Input ->
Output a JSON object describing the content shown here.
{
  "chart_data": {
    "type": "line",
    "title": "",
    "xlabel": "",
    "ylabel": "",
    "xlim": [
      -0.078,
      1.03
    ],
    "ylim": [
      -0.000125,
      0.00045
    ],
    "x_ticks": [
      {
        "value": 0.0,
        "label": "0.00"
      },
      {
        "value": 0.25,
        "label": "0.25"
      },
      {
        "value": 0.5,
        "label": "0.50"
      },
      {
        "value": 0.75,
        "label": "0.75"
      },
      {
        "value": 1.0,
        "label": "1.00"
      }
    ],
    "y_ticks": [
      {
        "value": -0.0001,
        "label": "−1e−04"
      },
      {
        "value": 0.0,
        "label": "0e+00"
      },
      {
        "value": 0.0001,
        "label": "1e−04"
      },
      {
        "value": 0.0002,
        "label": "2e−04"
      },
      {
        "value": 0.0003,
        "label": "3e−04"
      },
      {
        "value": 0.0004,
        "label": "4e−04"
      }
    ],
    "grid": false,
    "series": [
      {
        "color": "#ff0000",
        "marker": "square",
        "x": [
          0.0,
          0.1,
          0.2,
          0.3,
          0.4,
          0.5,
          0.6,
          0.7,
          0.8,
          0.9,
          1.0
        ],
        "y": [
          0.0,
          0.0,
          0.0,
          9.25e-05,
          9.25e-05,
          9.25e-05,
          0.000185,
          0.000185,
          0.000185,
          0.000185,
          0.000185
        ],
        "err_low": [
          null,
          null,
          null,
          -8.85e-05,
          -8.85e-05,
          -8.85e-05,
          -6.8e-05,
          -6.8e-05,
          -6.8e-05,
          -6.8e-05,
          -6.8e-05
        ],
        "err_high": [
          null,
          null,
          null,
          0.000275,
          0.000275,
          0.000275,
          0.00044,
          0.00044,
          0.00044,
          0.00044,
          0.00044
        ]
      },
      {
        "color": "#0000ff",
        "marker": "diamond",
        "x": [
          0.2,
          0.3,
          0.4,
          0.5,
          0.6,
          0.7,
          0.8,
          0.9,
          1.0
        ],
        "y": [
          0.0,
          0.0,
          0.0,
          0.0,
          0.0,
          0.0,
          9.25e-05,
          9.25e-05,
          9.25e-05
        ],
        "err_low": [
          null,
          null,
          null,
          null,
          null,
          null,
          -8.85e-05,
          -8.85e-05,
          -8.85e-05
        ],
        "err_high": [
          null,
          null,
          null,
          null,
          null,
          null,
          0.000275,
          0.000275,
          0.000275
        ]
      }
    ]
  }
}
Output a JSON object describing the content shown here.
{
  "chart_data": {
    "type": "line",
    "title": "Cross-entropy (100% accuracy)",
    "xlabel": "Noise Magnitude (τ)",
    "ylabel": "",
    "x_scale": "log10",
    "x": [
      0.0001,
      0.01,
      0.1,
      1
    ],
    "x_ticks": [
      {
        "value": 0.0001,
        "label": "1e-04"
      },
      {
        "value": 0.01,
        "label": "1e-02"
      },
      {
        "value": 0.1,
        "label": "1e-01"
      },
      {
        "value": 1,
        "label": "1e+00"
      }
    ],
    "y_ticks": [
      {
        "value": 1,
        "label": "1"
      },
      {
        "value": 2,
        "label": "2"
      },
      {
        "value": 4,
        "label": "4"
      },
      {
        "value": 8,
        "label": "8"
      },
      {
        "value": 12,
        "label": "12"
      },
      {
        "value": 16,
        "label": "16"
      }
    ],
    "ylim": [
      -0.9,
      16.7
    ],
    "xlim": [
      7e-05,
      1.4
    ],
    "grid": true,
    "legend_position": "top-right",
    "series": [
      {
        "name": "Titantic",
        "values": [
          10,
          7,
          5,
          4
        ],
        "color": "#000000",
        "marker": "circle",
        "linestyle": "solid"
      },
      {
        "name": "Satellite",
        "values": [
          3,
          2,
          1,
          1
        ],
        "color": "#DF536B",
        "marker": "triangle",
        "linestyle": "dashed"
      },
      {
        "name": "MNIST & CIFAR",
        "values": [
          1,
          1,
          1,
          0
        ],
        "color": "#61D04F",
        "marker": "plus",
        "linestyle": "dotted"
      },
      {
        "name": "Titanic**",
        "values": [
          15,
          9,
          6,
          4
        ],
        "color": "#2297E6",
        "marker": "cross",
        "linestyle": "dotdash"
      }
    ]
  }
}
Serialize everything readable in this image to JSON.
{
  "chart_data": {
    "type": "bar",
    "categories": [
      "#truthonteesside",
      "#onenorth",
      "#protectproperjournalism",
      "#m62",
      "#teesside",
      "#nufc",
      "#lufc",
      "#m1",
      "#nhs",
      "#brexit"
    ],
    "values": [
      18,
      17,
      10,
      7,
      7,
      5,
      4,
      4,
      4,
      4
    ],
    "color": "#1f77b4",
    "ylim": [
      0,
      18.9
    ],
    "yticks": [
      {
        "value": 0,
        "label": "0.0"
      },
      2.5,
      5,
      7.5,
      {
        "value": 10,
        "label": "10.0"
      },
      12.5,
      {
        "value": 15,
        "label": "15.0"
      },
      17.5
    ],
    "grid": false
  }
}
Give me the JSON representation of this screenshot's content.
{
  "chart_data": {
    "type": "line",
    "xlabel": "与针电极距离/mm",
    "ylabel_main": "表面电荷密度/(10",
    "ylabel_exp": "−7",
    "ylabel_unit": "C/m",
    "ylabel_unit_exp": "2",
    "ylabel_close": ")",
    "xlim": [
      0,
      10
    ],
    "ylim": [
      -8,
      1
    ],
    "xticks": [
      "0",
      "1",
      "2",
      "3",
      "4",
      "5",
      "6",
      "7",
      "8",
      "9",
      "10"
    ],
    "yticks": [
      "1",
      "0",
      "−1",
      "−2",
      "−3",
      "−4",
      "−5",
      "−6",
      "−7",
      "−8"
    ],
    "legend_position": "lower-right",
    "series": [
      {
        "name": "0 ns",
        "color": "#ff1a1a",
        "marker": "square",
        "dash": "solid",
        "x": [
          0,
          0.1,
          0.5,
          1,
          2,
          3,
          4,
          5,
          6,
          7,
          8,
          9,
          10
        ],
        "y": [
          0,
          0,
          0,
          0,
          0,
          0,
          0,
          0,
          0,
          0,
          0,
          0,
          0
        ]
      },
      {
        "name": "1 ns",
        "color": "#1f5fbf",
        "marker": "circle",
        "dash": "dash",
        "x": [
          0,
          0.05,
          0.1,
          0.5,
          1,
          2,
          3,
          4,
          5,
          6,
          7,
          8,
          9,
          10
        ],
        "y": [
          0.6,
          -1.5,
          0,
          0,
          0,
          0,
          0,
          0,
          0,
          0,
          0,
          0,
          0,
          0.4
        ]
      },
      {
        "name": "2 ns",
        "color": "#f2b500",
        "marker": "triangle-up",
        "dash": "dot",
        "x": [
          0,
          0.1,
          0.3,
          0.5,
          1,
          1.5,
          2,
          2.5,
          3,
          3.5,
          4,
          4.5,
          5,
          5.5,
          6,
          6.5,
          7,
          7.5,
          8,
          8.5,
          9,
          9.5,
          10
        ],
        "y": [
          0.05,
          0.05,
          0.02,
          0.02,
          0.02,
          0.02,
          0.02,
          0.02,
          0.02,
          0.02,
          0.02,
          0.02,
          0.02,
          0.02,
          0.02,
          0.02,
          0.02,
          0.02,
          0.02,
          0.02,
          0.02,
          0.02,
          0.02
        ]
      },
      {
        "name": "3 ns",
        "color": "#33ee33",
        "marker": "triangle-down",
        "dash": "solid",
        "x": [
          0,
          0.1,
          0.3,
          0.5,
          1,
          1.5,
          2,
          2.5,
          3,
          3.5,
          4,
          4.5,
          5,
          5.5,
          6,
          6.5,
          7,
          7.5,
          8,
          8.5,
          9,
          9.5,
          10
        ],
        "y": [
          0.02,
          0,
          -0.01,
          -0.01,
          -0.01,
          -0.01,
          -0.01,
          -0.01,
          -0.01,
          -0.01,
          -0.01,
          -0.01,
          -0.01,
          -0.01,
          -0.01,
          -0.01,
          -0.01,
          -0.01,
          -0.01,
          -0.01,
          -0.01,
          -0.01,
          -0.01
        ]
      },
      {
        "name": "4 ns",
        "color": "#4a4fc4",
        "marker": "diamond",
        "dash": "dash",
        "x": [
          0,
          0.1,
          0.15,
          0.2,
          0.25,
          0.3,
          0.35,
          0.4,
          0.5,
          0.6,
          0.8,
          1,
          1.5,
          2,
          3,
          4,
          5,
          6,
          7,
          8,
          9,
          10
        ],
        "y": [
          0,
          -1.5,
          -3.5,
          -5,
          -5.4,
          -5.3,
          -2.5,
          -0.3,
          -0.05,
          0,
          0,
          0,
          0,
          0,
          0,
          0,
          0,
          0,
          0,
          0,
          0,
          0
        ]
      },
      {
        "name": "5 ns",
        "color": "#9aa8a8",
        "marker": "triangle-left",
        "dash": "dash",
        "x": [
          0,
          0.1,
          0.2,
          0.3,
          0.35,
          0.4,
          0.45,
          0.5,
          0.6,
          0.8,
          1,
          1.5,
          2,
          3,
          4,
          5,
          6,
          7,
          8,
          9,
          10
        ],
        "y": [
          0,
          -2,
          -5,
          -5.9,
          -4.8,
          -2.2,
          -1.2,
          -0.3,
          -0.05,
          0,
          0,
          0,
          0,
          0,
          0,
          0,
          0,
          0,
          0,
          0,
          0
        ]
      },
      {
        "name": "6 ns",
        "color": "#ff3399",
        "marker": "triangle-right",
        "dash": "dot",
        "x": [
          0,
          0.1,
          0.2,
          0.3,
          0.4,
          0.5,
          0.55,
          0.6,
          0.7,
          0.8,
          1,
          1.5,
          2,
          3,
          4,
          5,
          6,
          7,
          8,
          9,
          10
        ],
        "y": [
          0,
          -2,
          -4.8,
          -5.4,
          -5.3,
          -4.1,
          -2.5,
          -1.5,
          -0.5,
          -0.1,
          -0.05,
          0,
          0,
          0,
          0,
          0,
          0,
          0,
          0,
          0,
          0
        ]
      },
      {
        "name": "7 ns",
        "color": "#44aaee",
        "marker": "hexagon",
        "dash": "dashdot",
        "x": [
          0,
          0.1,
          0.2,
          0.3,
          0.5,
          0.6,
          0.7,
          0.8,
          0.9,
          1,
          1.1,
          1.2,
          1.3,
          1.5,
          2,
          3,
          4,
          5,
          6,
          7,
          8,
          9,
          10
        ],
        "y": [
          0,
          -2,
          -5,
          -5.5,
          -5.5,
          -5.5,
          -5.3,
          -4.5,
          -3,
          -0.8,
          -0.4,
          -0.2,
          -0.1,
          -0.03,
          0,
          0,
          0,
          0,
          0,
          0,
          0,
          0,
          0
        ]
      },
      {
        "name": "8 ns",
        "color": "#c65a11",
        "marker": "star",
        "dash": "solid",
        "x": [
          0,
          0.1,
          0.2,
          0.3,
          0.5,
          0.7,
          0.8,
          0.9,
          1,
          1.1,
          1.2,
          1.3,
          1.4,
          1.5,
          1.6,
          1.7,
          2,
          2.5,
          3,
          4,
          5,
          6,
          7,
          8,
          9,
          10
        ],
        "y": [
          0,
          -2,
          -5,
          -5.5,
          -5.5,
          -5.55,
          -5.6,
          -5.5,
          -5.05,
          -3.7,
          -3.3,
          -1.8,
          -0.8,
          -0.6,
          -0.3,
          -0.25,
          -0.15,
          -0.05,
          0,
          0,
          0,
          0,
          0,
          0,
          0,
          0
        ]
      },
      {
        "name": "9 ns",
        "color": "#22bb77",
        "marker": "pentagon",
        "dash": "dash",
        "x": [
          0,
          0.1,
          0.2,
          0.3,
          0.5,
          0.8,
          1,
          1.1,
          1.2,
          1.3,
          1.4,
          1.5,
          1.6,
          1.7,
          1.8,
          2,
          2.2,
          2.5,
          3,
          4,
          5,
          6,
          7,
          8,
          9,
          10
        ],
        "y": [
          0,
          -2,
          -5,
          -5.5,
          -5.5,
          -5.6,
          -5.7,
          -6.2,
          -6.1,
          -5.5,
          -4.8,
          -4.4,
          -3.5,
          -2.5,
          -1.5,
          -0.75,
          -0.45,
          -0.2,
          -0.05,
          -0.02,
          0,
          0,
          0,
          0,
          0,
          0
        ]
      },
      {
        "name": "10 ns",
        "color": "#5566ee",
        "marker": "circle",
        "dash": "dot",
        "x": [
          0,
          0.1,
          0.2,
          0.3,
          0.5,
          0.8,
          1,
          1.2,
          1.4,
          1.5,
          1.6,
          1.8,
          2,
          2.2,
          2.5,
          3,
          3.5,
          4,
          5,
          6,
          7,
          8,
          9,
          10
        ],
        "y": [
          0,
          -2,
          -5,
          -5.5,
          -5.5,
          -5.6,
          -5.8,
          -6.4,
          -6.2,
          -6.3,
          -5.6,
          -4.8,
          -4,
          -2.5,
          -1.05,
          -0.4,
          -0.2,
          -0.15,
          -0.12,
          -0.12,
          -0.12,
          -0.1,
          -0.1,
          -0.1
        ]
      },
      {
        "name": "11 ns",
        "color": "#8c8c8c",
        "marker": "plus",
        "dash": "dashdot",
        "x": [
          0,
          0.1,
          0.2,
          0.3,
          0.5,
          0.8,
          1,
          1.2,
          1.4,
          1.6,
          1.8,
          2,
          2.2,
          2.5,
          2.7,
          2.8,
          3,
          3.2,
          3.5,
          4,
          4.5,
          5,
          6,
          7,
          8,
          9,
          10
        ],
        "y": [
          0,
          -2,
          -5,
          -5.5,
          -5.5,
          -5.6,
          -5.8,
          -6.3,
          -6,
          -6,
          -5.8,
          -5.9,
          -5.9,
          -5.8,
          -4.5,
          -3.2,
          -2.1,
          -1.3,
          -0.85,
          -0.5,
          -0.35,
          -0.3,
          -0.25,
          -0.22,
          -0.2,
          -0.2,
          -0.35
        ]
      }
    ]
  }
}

What needs to be done -> Look over the records above and copy each line that includes the string "xlabel".

The answer ->
    "xlabel": "",
    "xlabel": "Noise Magnitude (τ)",
    "xlabel": "与针电极距离/mm",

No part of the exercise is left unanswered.